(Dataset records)
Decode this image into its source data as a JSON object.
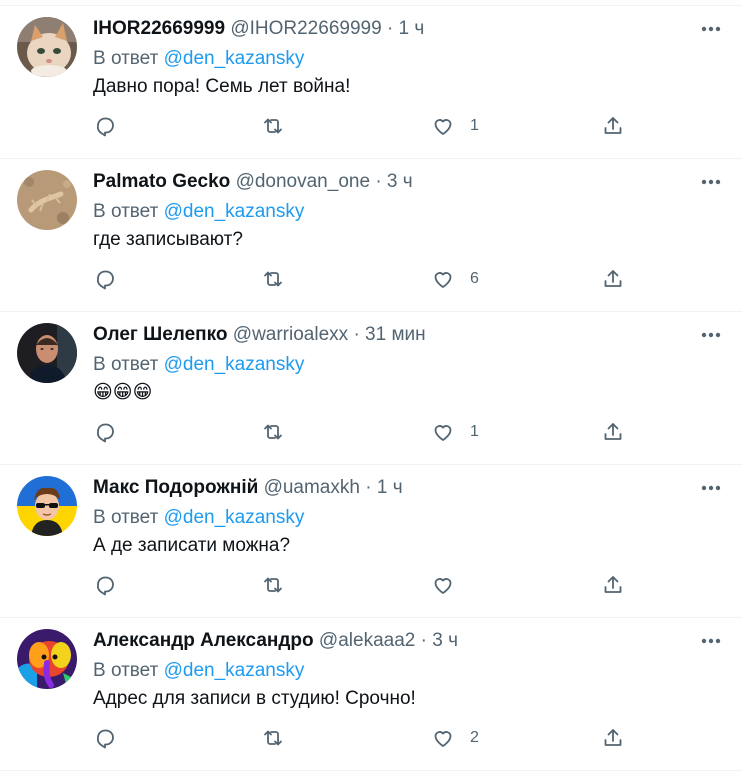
{
  "tweets": [
    {
      "name": "IHOR22669999",
      "handle": "@IHOR22669999",
      "sep": "·",
      "time": "1 ч",
      "reply_prefix": "В ответ",
      "reply_mention": "@den_kazansky",
      "text": "Давно пора! Семь лет война!",
      "likes": "1",
      "avatar": "kitten-avatar"
    },
    {
      "name": "Palmato Gecko",
      "handle": "@donovan_one",
      "sep": "·",
      "time": "3 ч",
      "reply_prefix": "В ответ",
      "reply_mention": "@den_kazansky",
      "text": "где записывают?",
      "likes": "6",
      "avatar": "gecko-avatar"
    },
    {
      "name": "Олег Шелепко",
      "handle": "@warrioalexx",
      "sep": "·",
      "time": "31 мин",
      "reply_prefix": "В ответ",
      "reply_mention": "@den_kazansky",
      "text": "😁😁😁",
      "likes": "1",
      "avatar": "man-photo-avatar"
    },
    {
      "name": "Макс Подорожній",
      "handle": "@uamaxkh",
      "sep": "·",
      "time": "1 ч",
      "reply_prefix": "В ответ",
      "reply_mention": "@den_kazansky",
      "text": "А де записати можна?",
      "likes": "",
      "avatar": "cartoon-sunglasses-avatar"
    },
    {
      "name": "Александр Александро",
      "handle": "@alekaaa2",
      "sep": "·",
      "time": "3 ч",
      "reply_prefix": "В ответ",
      "reply_mention": "@den_kazansky",
      "text": "Адрес для записи в студию! Срочно!",
      "likes": "2",
      "avatar": "colorful-elephant-avatar"
    }
  ],
  "colors": {
    "text": "#0f1419",
    "secondary": "#536471",
    "link": "#1d9bf0",
    "divider": "#eff3f4"
  }
}
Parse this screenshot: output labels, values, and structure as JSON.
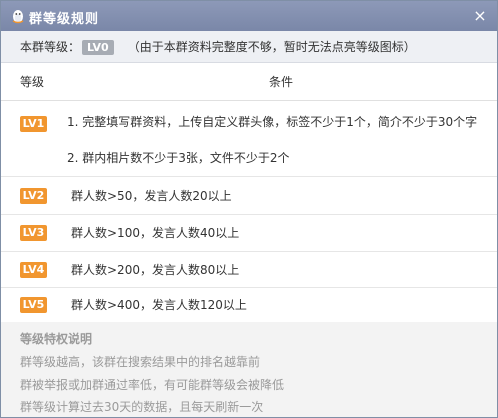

Exercise prompt: List each line holding the string "avatar".

Worked answer:
      "avatar": "kitten-avatar"
      "avatar": "gecko-avatar"
      "avatar": "man-photo-avatar"
      "avatar": "cartoon-sunglasses-avatar"
      "avatar": "colorful-elephant-avatar"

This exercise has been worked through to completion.